Set task:
Go through the listing and set it down exactly, leaving out its pictures.

Dataset:
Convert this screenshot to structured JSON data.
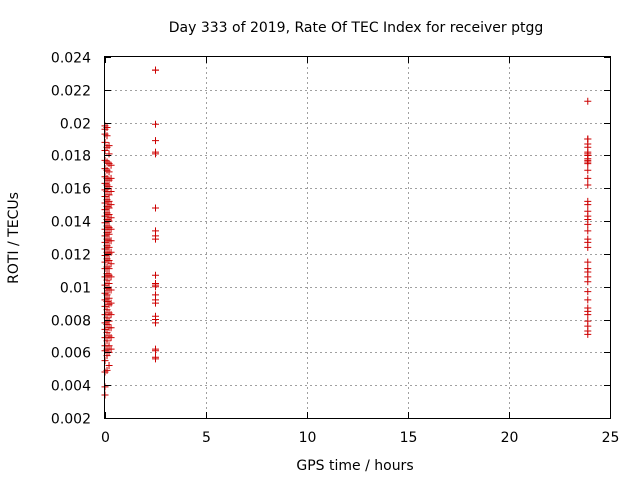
{
  "chart_data": {
    "type": "scatter",
    "title": "Day 333 of 2019, Rate Of TEC Index for receiver ptgg",
    "xlabel": "GPS time / hours",
    "ylabel": "ROTI / TECUs",
    "xlim": [
      0,
      25
    ],
    "ylim": [
      0.002,
      0.024
    ],
    "x_ticks": [
      0,
      5,
      10,
      15,
      20,
      25
    ],
    "x_tick_labels": [
      "0",
      "5",
      "10",
      "15",
      "20",
      "25"
    ],
    "y_ticks": [
      0.002,
      0.004,
      0.006,
      0.008,
      0.01,
      0.012,
      0.014,
      0.016,
      0.018,
      0.02,
      0.022,
      0.024
    ],
    "y_tick_labels": [
      "0.002",
      "0.004",
      "0.006",
      "0.008",
      "0.01",
      "0.012",
      "0.014",
      "0.016",
      "0.018",
      "0.02",
      "0.022",
      "0.024"
    ],
    "grid": true,
    "marker": "+",
    "color": "#cc0000",
    "series": [
      {
        "name": "ROTI",
        "x": [
          0.0,
          0.0,
          0.0,
          0.0,
          0.0,
          0.0,
          0.0,
          0.0,
          0.0,
          0.0,
          0.0,
          0.0,
          0.0,
          0.0,
          0.0,
          0.0,
          0.0,
          0.0,
          0.0,
          0.0,
          0.0,
          0.0,
          0.0,
          0.0,
          0.0,
          0.0,
          0.0,
          0.0,
          0.0,
          0.0,
          0.0,
          0.0,
          0.0,
          0.0,
          0.0,
          0.0,
          0.0,
          0.1,
          0.1,
          0.1,
          0.1,
          0.1,
          0.1,
          0.1,
          0.1,
          0.1,
          0.1,
          0.1,
          0.1,
          0.1,
          0.1,
          0.1,
          0.1,
          0.1,
          0.1,
          0.1,
          0.1,
          0.1,
          0.1,
          0.1,
          0.1,
          0.1,
          0.1,
          0.1,
          0.1,
          0.1,
          0.1,
          0.1,
          0.1,
          0.2,
          0.2,
          0.2,
          0.2,
          0.2,
          0.2,
          0.2,
          0.2,
          0.2,
          0.2,
          0.2,
          0.2,
          0.2,
          0.2,
          0.2,
          0.2,
          0.2,
          0.2,
          0.2,
          0.2,
          0.2,
          0.2,
          0.2,
          0.2,
          0.2,
          0.2,
          0.2,
          0.2,
          0.2,
          0.2,
          0.3,
          0.3,
          0.3,
          0.3,
          0.3,
          0.3,
          0.3,
          0.3,
          0.3,
          0.3,
          0.3,
          0.3,
          0.3,
          0.3,
          0.3,
          0.3,
          2.5,
          2.5,
          2.5,
          2.5,
          2.5,
          2.5,
          2.5,
          2.5,
          2.5,
          2.5,
          2.5,
          2.5,
          2.5,
          2.5,
          2.5,
          2.5,
          2.5,
          2.5,
          2.5,
          2.5,
          2.5,
          2.5,
          2.5,
          2.5,
          23.9,
          23.9,
          23.9,
          23.9,
          23.9,
          23.9,
          23.9,
          23.9,
          23.9,
          23.9,
          23.9,
          23.9,
          23.9,
          23.9,
          23.9,
          23.9,
          23.9,
          23.9,
          23.9,
          23.9,
          23.9,
          23.9,
          23.9,
          23.9,
          23.9,
          23.9,
          23.9,
          23.9,
          23.9,
          23.9,
          23.9,
          23.9,
          23.9,
          23.9,
          23.9,
          23.9,
          23.9,
          23.9,
          23.9
        ],
        "y": [
          0.0034,
          0.0039,
          0.0048,
          0.0055,
          0.0061,
          0.0064,
          0.0069,
          0.0074,
          0.0078,
          0.0083,
          0.0088,
          0.0092,
          0.0096,
          0.0101,
          0.0106,
          0.0111,
          0.0115,
          0.0119,
          0.0123,
          0.0127,
          0.0131,
          0.0135,
          0.0139,
          0.0143,
          0.0147,
          0.0151,
          0.0155,
          0.0159,
          0.0163,
          0.0167,
          0.0172,
          0.0177,
          0.0183,
          0.0188,
          0.0193,
          0.0196,
          0.0198,
          0.0049,
          0.0058,
          0.0062,
          0.0067,
          0.0072,
          0.0077,
          0.0081,
          0.0086,
          0.0091,
          0.0095,
          0.0099,
          0.0104,
          0.0108,
          0.0112,
          0.0117,
          0.0121,
          0.0125,
          0.0129,
          0.0133,
          0.0137,
          0.0141,
          0.0145,
          0.0149,
          0.0153,
          0.0158,
          0.0162,
          0.0166,
          0.0171,
          0.0176,
          0.0185,
          0.0192,
          0.0197,
          0.0052,
          0.006,
          0.0064,
          0.007,
          0.0075,
          0.0079,
          0.0084,
          0.0089,
          0.0093,
          0.0098,
          0.0102,
          0.0107,
          0.0111,
          0.0116,
          0.012,
          0.0124,
          0.0128,
          0.0132,
          0.0136,
          0.014,
          0.0144,
          0.0148,
          0.0152,
          0.0156,
          0.0161,
          0.0165,
          0.017,
          0.0175,
          0.0181,
          0.0186,
          0.0062,
          0.0069,
          0.0075,
          0.0083,
          0.009,
          0.0098,
          0.0106,
          0.0114,
          0.0121,
          0.0128,
          0.0135,
          0.0142,
          0.015,
          0.0158,
          0.0166,
          0.0174,
          0.0056,
          0.0057,
          0.0061,
          0.0062,
          0.0078,
          0.008,
          0.0082,
          0.009,
          0.0092,
          0.0095,
          0.01,
          0.0101,
          0.0102,
          0.0107,
          0.0129,
          0.0131,
          0.0134,
          0.0148,
          0.0181,
          0.0182,
          0.0189,
          0.0199,
          0.0232,
          0.0232,
          0.0071,
          0.0073,
          0.0076,
          0.0079,
          0.0083,
          0.0085,
          0.0087,
          0.0092,
          0.0097,
          0.0103,
          0.0106,
          0.0109,
          0.0111,
          0.0115,
          0.0124,
          0.0127,
          0.0129,
          0.0134,
          0.0138,
          0.0141,
          0.0143,
          0.0146,
          0.015,
          0.0152,
          0.0162,
          0.0166,
          0.0171,
          0.0175,
          0.0176,
          0.0177,
          0.0178,
          0.018,
          0.0181,
          0.0182,
          0.0185,
          0.0187,
          0.019,
          0.019,
          0.0213
        ]
      }
    ]
  }
}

Task result:
Convert this screenshot to structured JSON data.
{
  "chart_data": {
    "type": "scatter",
    "title": "Day 333 of 2019, Rate Of TEC Index for receiver ptgg",
    "xlabel": "GPS time / hours",
    "ylabel": "ROTI / TECUs",
    "xlim": [
      0,
      25
    ],
    "ylim": [
      0.002,
      0.024
    ],
    "x_ticks": [
      0,
      5,
      10,
      15,
      20,
      25
    ],
    "x_tick_labels": [
      "0",
      "5",
      "10",
      "15",
      "20",
      "25"
    ],
    "y_ticks": [
      0.002,
      0.004,
      0.006,
      0.008,
      0.01,
      0.012,
      0.014,
      0.016,
      0.018,
      0.02,
      0.022,
      0.024
    ],
    "y_tick_labels": [
      "0.002",
      "0.004",
      "0.006",
      "0.008",
      "0.01",
      "0.012",
      "0.014",
      "0.016",
      "0.018",
      "0.02",
      "0.022",
      "0.024"
    ],
    "grid": true,
    "marker": "+",
    "color": "#cc0000",
    "series": [
      {
        "name": "ROTI",
        "x": [
          0.0,
          0.0,
          0.0,
          0.0,
          0.0,
          0.0,
          0.0,
          0.0,
          0.0,
          0.0,
          0.0,
          0.0,
          0.0,
          0.0,
          0.0,
          0.0,
          0.0,
          0.0,
          0.0,
          0.0,
          0.0,
          0.0,
          0.0,
          0.0,
          0.0,
          0.0,
          0.0,
          0.0,
          0.0,
          0.0,
          0.0,
          0.0,
          0.0,
          0.0,
          0.0,
          0.0,
          0.0,
          0.1,
          0.1,
          0.1,
          0.1,
          0.1,
          0.1,
          0.1,
          0.1,
          0.1,
          0.1,
          0.1,
          0.1,
          0.1,
          0.1,
          0.1,
          0.1,
          0.1,
          0.1,
          0.1,
          0.1,
          0.1,
          0.1,
          0.1,
          0.1,
          0.1,
          0.1,
          0.1,
          0.1,
          0.1,
          0.1,
          0.1,
          0.1,
          0.2,
          0.2,
          0.2,
          0.2,
          0.2,
          0.2,
          0.2,
          0.2,
          0.2,
          0.2,
          0.2,
          0.2,
          0.2,
          0.2,
          0.2,
          0.2,
          0.2,
          0.2,
          0.2,
          0.2,
          0.2,
          0.2,
          0.2,
          0.2,
          0.2,
          0.2,
          0.2,
          0.2,
          0.2,
          0.2,
          0.3,
          0.3,
          0.3,
          0.3,
          0.3,
          0.3,
          0.3,
          0.3,
          0.3,
          0.3,
          0.3,
          0.3,
          0.3,
          0.3,
          0.3,
          0.3,
          2.5,
          2.5,
          2.5,
          2.5,
          2.5,
          2.5,
          2.5,
          2.5,
          2.5,
          2.5,
          2.5,
          2.5,
          2.5,
          2.5,
          2.5,
          2.5,
          2.5,
          2.5,
          2.5,
          2.5,
          2.5,
          2.5,
          2.5,
          2.5,
          23.9,
          23.9,
          23.9,
          23.9,
          23.9,
          23.9,
          23.9,
          23.9,
          23.9,
          23.9,
          23.9,
          23.9,
          23.9,
          23.9,
          23.9,
          23.9,
          23.9,
          23.9,
          23.9,
          23.9,
          23.9,
          23.9,
          23.9,
          23.9,
          23.9,
          23.9,
          23.9,
          23.9,
          23.9,
          23.9,
          23.9,
          23.9,
          23.9,
          23.9,
          23.9,
          23.9,
          23.9,
          23.9,
          23.9
        ],
        "y": [
          0.0034,
          0.0039,
          0.0048,
          0.0055,
          0.0061,
          0.0064,
          0.0069,
          0.0074,
          0.0078,
          0.0083,
          0.0088,
          0.0092,
          0.0096,
          0.0101,
          0.0106,
          0.0111,
          0.0115,
          0.0119,
          0.0123,
          0.0127,
          0.0131,
          0.0135,
          0.0139,
          0.0143,
          0.0147,
          0.0151,
          0.0155,
          0.0159,
          0.0163,
          0.0167,
          0.0172,
          0.0177,
          0.0183,
          0.0188,
          0.0193,
          0.0196,
          0.0198,
          0.0049,
          0.0058,
          0.0062,
          0.0067,
          0.0072,
          0.0077,
          0.0081,
          0.0086,
          0.0091,
          0.0095,
          0.0099,
          0.0104,
          0.0108,
          0.0112,
          0.0117,
          0.0121,
          0.0125,
          0.0129,
          0.0133,
          0.0137,
          0.0141,
          0.0145,
          0.0149,
          0.0153,
          0.0158,
          0.0162,
          0.0166,
          0.0171,
          0.0176,
          0.0185,
          0.0192,
          0.0197,
          0.0052,
          0.006,
          0.0064,
          0.007,
          0.0075,
          0.0079,
          0.0084,
          0.0089,
          0.0093,
          0.0098,
          0.0102,
          0.0107,
          0.0111,
          0.0116,
          0.012,
          0.0124,
          0.0128,
          0.0132,
          0.0136,
          0.014,
          0.0144,
          0.0148,
          0.0152,
          0.0156,
          0.0161,
          0.0165,
          0.017,
          0.0175,
          0.0181,
          0.0186,
          0.0062,
          0.0069,
          0.0075,
          0.0083,
          0.009,
          0.0098,
          0.0106,
          0.0114,
          0.0121,
          0.0128,
          0.0135,
          0.0142,
          0.015,
          0.0158,
          0.0166,
          0.0174,
          0.0056,
          0.0057,
          0.0061,
          0.0062,
          0.0078,
          0.008,
          0.0082,
          0.009,
          0.0092,
          0.0095,
          0.01,
          0.0101,
          0.0102,
          0.0107,
          0.0129,
          0.0131,
          0.0134,
          0.0148,
          0.0181,
          0.0182,
          0.0189,
          0.0199,
          0.0232,
          0.0232,
          0.0071,
          0.0073,
          0.0076,
          0.0079,
          0.0083,
          0.0085,
          0.0087,
          0.0092,
          0.0097,
          0.0103,
          0.0106,
          0.0109,
          0.0111,
          0.0115,
          0.0124,
          0.0127,
          0.0129,
          0.0134,
          0.0138,
          0.0141,
          0.0143,
          0.0146,
          0.015,
          0.0152,
          0.0162,
          0.0166,
          0.0171,
          0.0175,
          0.0176,
          0.0177,
          0.0178,
          0.018,
          0.0181,
          0.0182,
          0.0185,
          0.0187,
          0.019,
          0.019,
          0.0213
        ]
      }
    ]
  }
}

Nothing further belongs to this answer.